EXERCISE =>
What follows is a set of entries. Repeat them exactly, but not their pictures.

[begin RAW DATA]

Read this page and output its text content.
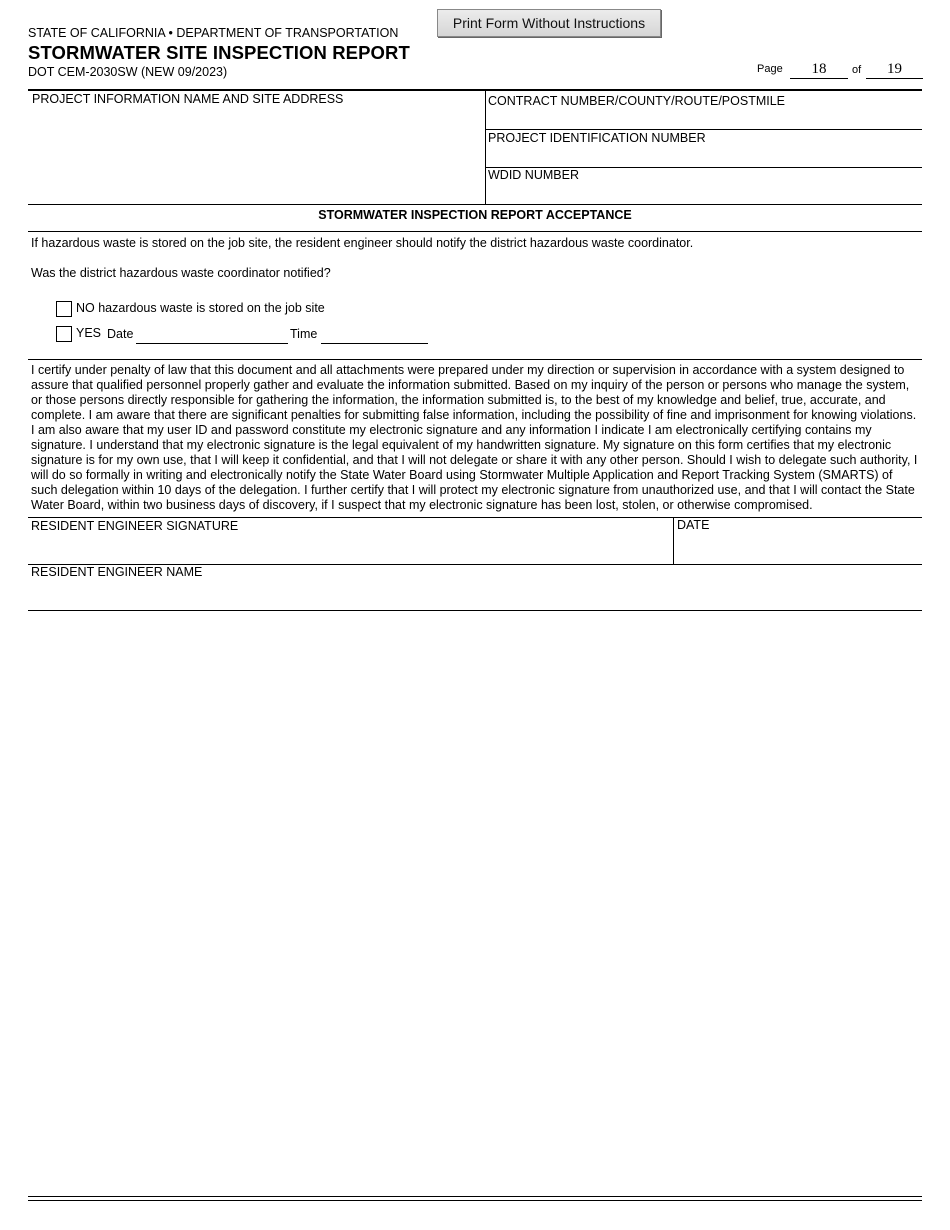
STATE OF CALIFORNIA • DEPARTMENT OF TRANSPORTATION
STORMWATER SITE INSPECTION REPORT
DOT CEM-2030SW (NEW 09/2023)
Print Form Without Instructions
Page	18	of	19
PROJECT INFORMATION NAME AND SITE ADDRESS	CONTRACT NUMBER/COUNTY/ROUTE/POSTMILE
PROJECT IDENTIFICATION NUMBER
WDID NUMBER
STORMWATER INSPECTION REPORT ACCEPTANCE
If hazardous waste is stored on the job site, the resident engineer should notify the district hazardous waste coordinator.
Was the district hazardous waste coordinator notified?
NO hazardous waste is stored on the job site
YES Date	Time
I certify under penalty of law that this document and all attachments were prepared under my direction or supervision in accordance with a system designed to assure that qualified personnel properly gather and evaluate the information submitted. Based on my inquiry of the person or persons who manage the system, or those persons directly responsible for gathering the information, the information submitted is, to the best of my knowledge and belief, true, accurate, and complete. I am aware that there are significant penalties for submitting false information, including the possibility of fine and imprisonment for knowing violations. I am also aware that my user ID and password constitute my electronic signature and any information I indicate I am electronically certifying contains my signature. I understand that my electronic signature is the legal equivalent of my handwritten signature. My signature on this form certifies that my electronic signature is for my own use, that I will keep it confidential, and that I will not delegate or share it with any other person. Should I wish to delegate such authority, I will do so formally in writing and electronically notify the State Water Board using Stormwater Multiple Application and Report Tracking System (SMARTS) of such delegation within 10 days of the delegation. I further certify that I will protect my electronic signature from unauthorized use, and that I will contact the State Water Board, within two business days of discovery, if I suspect that my electronic signature has been lost, stolen, or otherwise compromised.
RESIDENT ENGINEER SIGNATURE	DATE
RESIDENT ENGINEER NAME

[end RAW DATA]

FINISHED TASK =>
Read this page and output its text content.
STATE OF CALIFORNIA • DEPARTMENT OF TRANSPORTATION
STORMWATER SITE INSPECTION REPORT
DOT CEM-2030SW (NEW 09/2023)
Print Form Without Instructions
Page	18	of	19
PROJECT INFORMATION NAME AND SITE ADDRESS	CONTRACT NUMBER/COUNTY/ROUTE/POSTMILE
PROJECT IDENTIFICATION NUMBER
WDID NUMBER
STORMWATER INSPECTION REPORT ACCEPTANCE
If hazardous waste is stored on the job site, the resident engineer should notify the district hazardous waste coordinator.
Was the district hazardous waste coordinator notified?
NO hazardous waste is stored on the job site
YES Date	Time
I certify under penalty of law that this document and all attachments were prepared under my direction or supervision in accordance with a system designed to assure that qualified personnel properly gather and evaluate the information submitted. Based on my inquiry of the person or persons who manage the system, or those persons directly responsible for gathering the information, the information submitted is, to the best of my knowledge and belief, true, accurate, and complete. I am aware that there are significant penalties for submitting false information, including the possibility of fine and imprisonment for knowing violations. I am also aware that my user ID and password constitute my electronic signature and any information I indicate I am electronically certifying contains my signature. I understand that my electronic signature is the legal equivalent of my handwritten signature. My signature on this form certifies that my electronic signature is for my own use, that I will keep it confidential, and that I will not delegate or share it with any other person. Should I wish to delegate such authority, I will do so formally in writing and electronically notify the State Water Board using Stormwater Multiple Application and Report Tracking System (SMARTS) of such delegation within 10 days of the delegation. I further certify that I will protect my electronic signature from unauthorized use, and that I will contact the State Water Board, within two business days of discovery, if I suspect that my electronic signature has been lost, stolen, or otherwise compromised.
RESIDENT ENGINEER SIGNATURE	DATE
RESIDENT ENGINEER NAME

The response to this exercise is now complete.